— BEGIN —

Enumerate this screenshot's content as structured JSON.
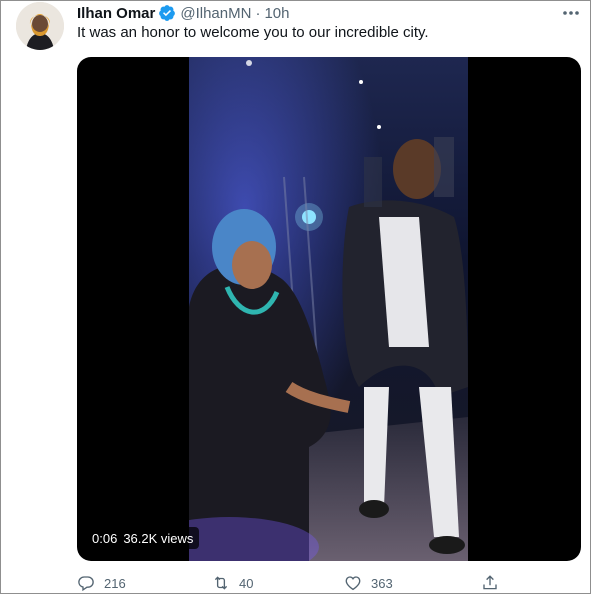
{
  "tweet": {
    "display_name": "Ilhan Omar",
    "handle": "@IlhanMN",
    "separator": "·",
    "time": "10h",
    "text": "It was an honor to welcome you to our incredible city.",
    "verified_icon": "verified-badge-icon",
    "more_icon": "more-options-icon"
  },
  "media": {
    "duration": "0:06",
    "views": "36.2K views"
  },
  "actions": {
    "replies": "216",
    "retweets": "40",
    "likes": "363",
    "reply_icon": "reply-icon",
    "retweet_icon": "retweet-icon",
    "like_icon": "heart-icon",
    "share_icon": "share-icon"
  },
  "colors": {
    "verified_blue": "#1d9bf0",
    "secondary_text": "#536471",
    "primary_text": "#0f1419"
  }
}
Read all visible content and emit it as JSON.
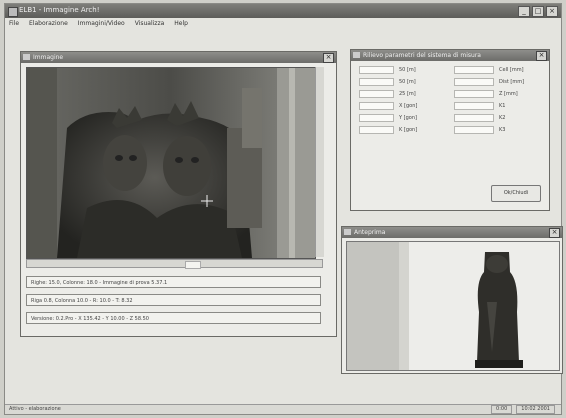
{
  "app": {
    "title": "ELB1 - Immagine Arch!"
  },
  "menu": [
    "File",
    "Elaborazione",
    "Immagini/Video",
    "Visualizza",
    "Help"
  ],
  "image_window": {
    "title": "Immagine",
    "status_lines": [
      "Righe: 15.0, Colonne: 18.0 - Immagine di prova 5.37.1",
      "Riga 0.8, Colonna 10.0 - R: 10.0 - T: 8.32",
      "Versione: 0.2.Pro - X 135.42 - Y 10.00 - Z 58.50"
    ]
  },
  "info_window": {
    "title": "Rilievo parametri del sistema di misura",
    "rows": [
      {
        "v1": "",
        "v2": "50 [m]",
        "v3": "",
        "v4": "Cell [mm]"
      },
      {
        "v1": "",
        "v2": "50 [m]",
        "v3": "",
        "v4": "Dist [mm]"
      },
      {
        "v1": "",
        "v2": "25 [m]",
        "v3": "",
        "v4": "Z [mm]"
      },
      {
        "v1": "",
        "v2": "X [gon]",
        "v3": "",
        "v4": "K1"
      },
      {
        "v1": "",
        "v2": "Y [gon]",
        "v3": "",
        "v4": "K2"
      },
      {
        "v1": "",
        "v2": "K [gon]",
        "v3": "",
        "v4": "K3"
      }
    ],
    "ok_button": "Ok/Chiudi"
  },
  "preview_window": {
    "title": "Anteprima"
  },
  "statusbar": {
    "left": "Attivo - elaborazione",
    "mid": "0:00",
    "right": "10:02 2001"
  }
}
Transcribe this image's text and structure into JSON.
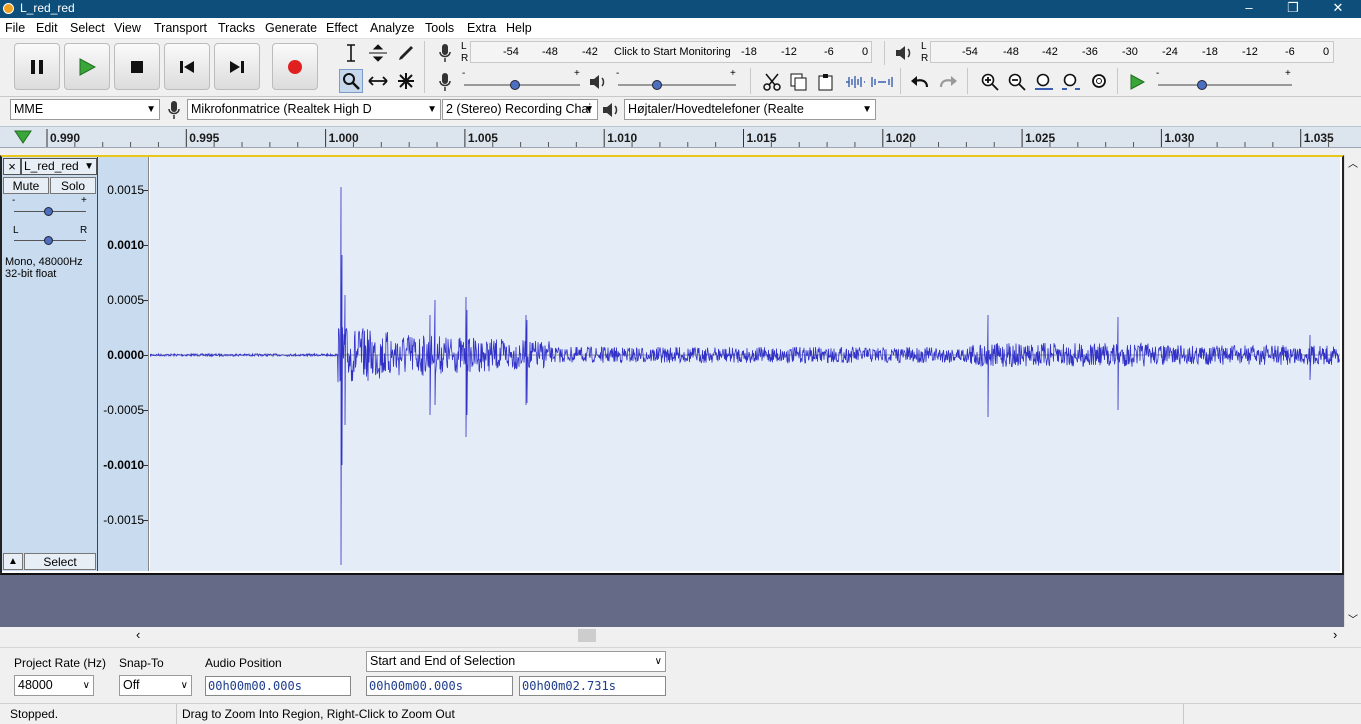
{
  "window": {
    "title": "L_red_red",
    "controls": [
      "–",
      "❐",
      "✕"
    ]
  },
  "menu": [
    "File",
    "Edit",
    "Select",
    "View",
    "Transport",
    "Tracks",
    "Generate",
    "Effect",
    "Analyze",
    "Tools",
    "Extra",
    "Help"
  ],
  "meters": {
    "record": {
      "lr": [
        "L",
        "R"
      ],
      "ticks": [
        "-54",
        "-48",
        "-42",
        "Click to Start Monitoring",
        "-18",
        "-12",
        "-6",
        "0"
      ]
    },
    "playback": {
      "lr": [
        "L",
        "R"
      ],
      "ticks": [
        "-54",
        "-48",
        "-42",
        "-36",
        "-30",
        "-24",
        "-18",
        "-12",
        "-6",
        "0"
      ]
    },
    "minus": "-",
    "plus": "+"
  },
  "device": {
    "host": "MME",
    "recording_device": "Mikrofonmatrice (Realtek High D",
    "channels": "2 (Stereo) Recording Chai",
    "playback_device": "Højtaler/Hovedtelefoner (Realte"
  },
  "ruler": {
    "ticks": [
      "0.990",
      "0.995",
      "1.000",
      "1.005",
      "1.010",
      "1.015",
      "1.020",
      "1.025",
      "1.030",
      "1.035"
    ]
  },
  "track": {
    "name": "L_red_red",
    "close": "×",
    "mute": "Mute",
    "solo": "Solo",
    "gain_minus": "-",
    "gain_plus": "+",
    "pan_left": "L",
    "pan_right": "R",
    "info_line1": "Mono, 48000Hz",
    "info_line2": "32-bit float",
    "select": "Select",
    "y_ticks": [
      "0.0015",
      "0.0010",
      "0.0005",
      "0.0000",
      "-0.0005",
      "-0.0010",
      "-0.0015"
    ],
    "wave_color": "#3232c8"
  },
  "selection_toolbar": {
    "project_rate_label": "Project Rate (Hz)",
    "project_rate": "48000",
    "snap_label": "Snap-To",
    "snap_value": "Off",
    "audio_position_label": "Audio Position",
    "audio_position": "00h00m00.000s",
    "selection_mode": "Start and End of Selection",
    "selection_start": "00h00m00.000s",
    "selection_end": "00h00m02.731s"
  },
  "status": {
    "state": "Stopped.",
    "hint": "Drag to Zoom Into Region, Right-Click to Zoom Out"
  }
}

— END —

Work required:
Give back each entry exactly as it appears, with no pictures.

Answer to the exercise:
Enumerate this screenshot's content as structured JSON.
{
  "tweet": {
    "display_name": "Ilhan Omar",
    "handle": "@IlhanMN",
    "separator": "·",
    "time": "10h",
    "text": "It was an honor to welcome you to our incredible city.",
    "verified_icon": "verified-badge-icon",
    "more_icon": "more-options-icon"
  },
  "media": {
    "duration": "0:06",
    "views": "36.2K views"
  },
  "actions": {
    "replies": "216",
    "retweets": "40",
    "likes": "363",
    "reply_icon": "reply-icon",
    "retweet_icon": "retweet-icon",
    "like_icon": "heart-icon",
    "share_icon": "share-icon"
  },
  "colors": {
    "verified_blue": "#1d9bf0",
    "secondary_text": "#536471",
    "primary_text": "#0f1419"
  }
}
Read all visible content and emit it as JSON.
{
  "app": {
    "title": "ELB1 - Immagine Arch!"
  },
  "menu": [
    "File",
    "Elaborazione",
    "Immagini/Video",
    "Visualizza",
    "Help"
  ],
  "image_window": {
    "title": "Immagine",
    "status_lines": [
      "Righe: 15.0, Colonne: 18.0 - Immagine di prova 5.37.1",
      "Riga 0.8, Colonna 10.0 - R: 10.0 - T: 8.32",
      "Versione: 0.2.Pro - X 135.42 - Y 10.00 - Z 58.50"
    ]
  },
  "info_window": {
    "title": "Rilievo parametri del sistema di misura",
    "rows": [
      {
        "v1": "",
        "v2": "50 [m]",
        "v3": "",
        "v4": "Cell [mm]"
      },
      {
        "v1": "",
        "v2": "50 [m]",
        "v3": "",
        "v4": "Dist [mm]"
      },
      {
        "v1": "",
        "v2": "25 [m]",
        "v3": "",
        "v4": "Z [mm]"
      },
      {
        "v1": "",
        "v2": "X [gon]",
        "v3": "",
        "v4": "K1"
      },
      {
        "v1": "",
        "v2": "Y [gon]",
        "v3": "",
        "v4": "K2"
      },
      {
        "v1": "",
        "v2": "K [gon]",
        "v3": "",
        "v4": "K3"
      }
    ],
    "ok_button": "Ok/Chiudi"
  },
  "preview_window": {
    "title": "Anteprima"
  },
  "statusbar": {
    "left": "Attivo - elaborazione",
    "mid": "0:00",
    "right": "10:02 2001"
  }
}
Transcribe this image's text and structure into JSON.
{
  "window": {
    "title": "L_red_red",
    "controls": [
      "–",
      "❐",
      "✕"
    ]
  },
  "menu": [
    "File",
    "Edit",
    "Select",
    "View",
    "Transport",
    "Tracks",
    "Generate",
    "Effect",
    "Analyze",
    "Tools",
    "Extra",
    "Help"
  ],
  "meters": {
    "record": {
      "lr": [
        "L",
        "R"
      ],
      "ticks": [
        "-54",
        "-48",
        "-42",
        "Click to Start Monitoring",
        "-18",
        "-12",
        "-6",
        "0"
      ]
    },
    "playback": {
      "lr": [
        "L",
        "R"
      ],
      "ticks": [
        "-54",
        "-48",
        "-42",
        "-36",
        "-30",
        "-24",
        "-18",
        "-12",
        "-6",
        "0"
      ]
    },
    "minus": "-",
    "plus": "+"
  },
  "device": {
    "host": "MME",
    "recording_device": "Mikrofonmatrice (Realtek High D",
    "channels": "2 (Stereo) Recording Chai",
    "playback_device": "Højtaler/Hovedtelefoner (Realte"
  },
  "ruler": {
    "ticks": [
      "0.990",
      "0.995",
      "1.000",
      "1.005",
      "1.010",
      "1.015",
      "1.020",
      "1.025",
      "1.030",
      "1.035"
    ]
  },
  "track": {
    "name": "L_red_red",
    "close": "×",
    "mute": "Mute",
    "solo": "Solo",
    "gain_minus": "-",
    "gain_plus": "+",
    "pan_left": "L",
    "pan_right": "R",
    "info_line1": "Mono, 48000Hz",
    "info_line2": "32-bit float",
    "select": "Select",
    "y_ticks": [
      "0.0015",
      "0.0010",
      "0.0005",
      "0.0000",
      "-0.0005",
      "-0.0010",
      "-0.0015"
    ],
    "wave_color": "#3232c8"
  },
  "selection_toolbar": {
    "project_rate_label": "Project Rate (Hz)",
    "project_rate": "48000",
    "snap_label": "Snap-To",
    "snap_value": "Off",
    "audio_position_label": "Audio Position",
    "audio_position": "00h00m00.000s",
    "selection_mode": "Start and End of Selection",
    "selection_start": "00h00m00.000s",
    "selection_end": "00h00m02.731s"
  },
  "status": {
    "state": "Stopped.",
    "hint": "Drag to Zoom Into Region, Right-Click to Zoom Out"
  }
}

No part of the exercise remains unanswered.